▶ [EXERCISE DESCRIPTION] Work out how many lines of the records hold the string "JSON", and reply with that number alone.

Figure dataset records
----------

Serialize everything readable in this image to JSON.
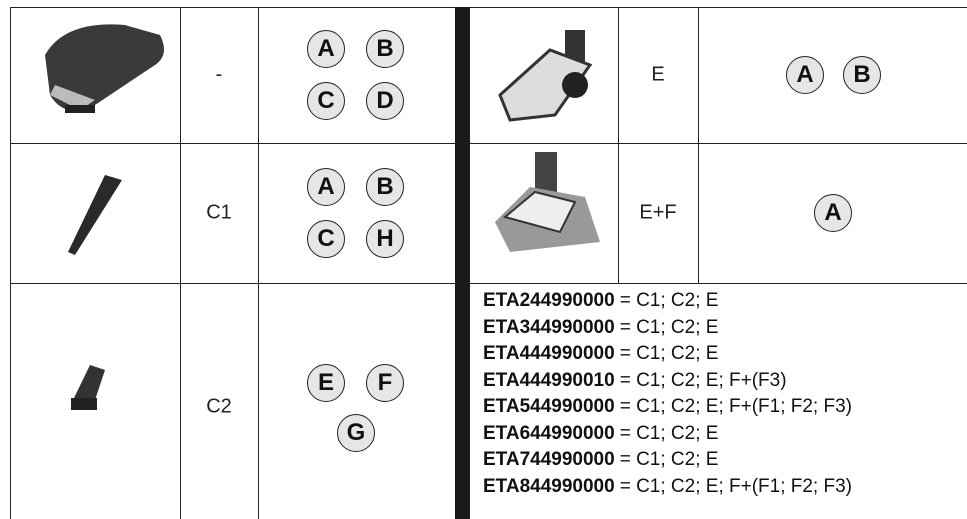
{
  "left_rows": [
    {
      "code": "-",
      "letters": [
        "A",
        "B",
        "C",
        "D"
      ]
    },
    {
      "code": "C1",
      "letters": [
        "A",
        "B",
        "C",
        "H"
      ]
    },
    {
      "code": "C2",
      "letters": [
        "E",
        "F",
        "G"
      ]
    }
  ],
  "right_rows": [
    {
      "code": "E",
      "letters": [
        "A",
        "B"
      ]
    },
    {
      "code": "E+F",
      "letters": [
        "A"
      ]
    }
  ],
  "models": [
    {
      "model": "ETA244990000",
      "parts": "= C1; C2; E"
    },
    {
      "model": "ETA344990000",
      "parts": "= C1; C2; E"
    },
    {
      "model": "ETA444990000",
      "parts": "= C1; C2; E"
    },
    {
      "model": "ETA444990010",
      "parts": "= C1; C2; E; F+(F3)"
    },
    {
      "model": "ETA544990000",
      "parts": "= C1; C2; E; F+(F1; F2; F3)"
    },
    {
      "model": "ETA644990000",
      "parts": "= C1; C2; E"
    },
    {
      "model": "ETA744990000",
      "parts": "= C1; C2; E"
    },
    {
      "model": "ETA844990000",
      "parts": "= C1; C2; E; F+(F1; F2; F3)"
    }
  ]
}
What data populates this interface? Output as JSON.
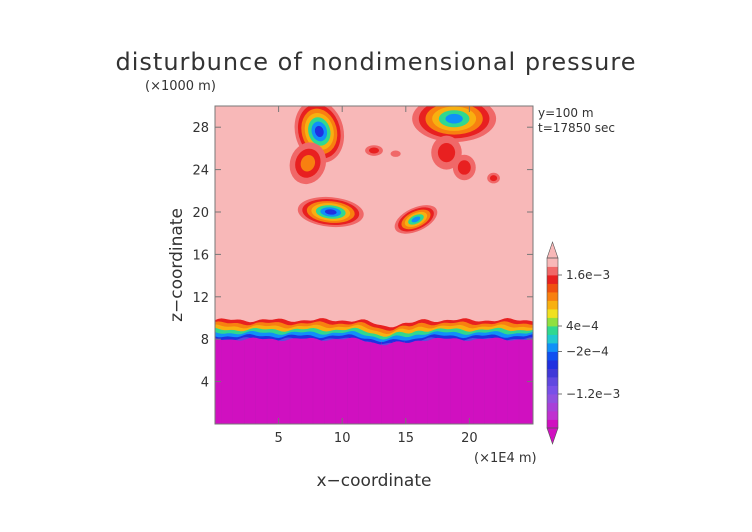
{
  "chart_data": {
    "type": "heatmap",
    "title": "disturbunce of nondimensional pressure",
    "xlabel": "x−coordinate",
    "ylabel": "z−coordinate",
    "x_unit": "(×1E4 m)",
    "y_unit": "(×1000 m)",
    "annotations": [
      "y=100  m",
      "t=17850 sec"
    ],
    "xlim": [
      0,
      25
    ],
    "ylim": [
      0,
      30
    ],
    "x_ticks": [
      5,
      10,
      15,
      20
    ],
    "y_ticks": [
      4,
      8,
      12,
      16,
      20,
      24,
      28
    ],
    "colorbar": {
      "tick_labels": [
        "1.6e−3",
        "4e−4",
        "−2e−4",
        "−1.2e−3"
      ],
      "colors": [
        "#d010c0",
        "#c030d0",
        "#a840d8",
        "#9050e0",
        "#7850e8",
        "#6048e0",
        "#4038d8",
        "#2030e0",
        "#1050f0",
        "#1090f8",
        "#20c8d0",
        "#30d890",
        "#90e040",
        "#f0e020",
        "#f8b010",
        "#f88010",
        "#f05010",
        "#e82020",
        "#f06868",
        "#f8b8b8"
      ],
      "levels": [
        -0.002,
        -0.0018,
        -0.0016,
        -0.0014,
        -0.0012,
        -0.001,
        -0.0008,
        -0.0006,
        -0.0004,
        -0.0002,
        0,
        0.0002,
        0.0004,
        0.0006,
        0.0008,
        0.001,
        0.0012,
        0.0014,
        0.0016
      ]
    },
    "field": {
      "background_value": 0,
      "background_color": "#f8b8b8",
      "lower_layer": {
        "z_top": 8,
        "value": -0.002,
        "color": "#d010c0"
      },
      "transition_band": [
        {
          "z": 9.8,
          "color": "#e82020"
        },
        {
          "z": 9.5,
          "color": "#f88010"
        },
        {
          "z": 9.2,
          "color": "#f8b010"
        },
        {
          "z": 8.9,
          "color": "#30d890"
        },
        {
          "z": 8.6,
          "color": "#1090f8"
        },
        {
          "z": 8.3,
          "color": "#2030e0"
        },
        {
          "z": 8.0,
          "color": "#6048e0"
        }
      ]
    }
  }
}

----------

▶ [COMPLETE OUTPUT] 2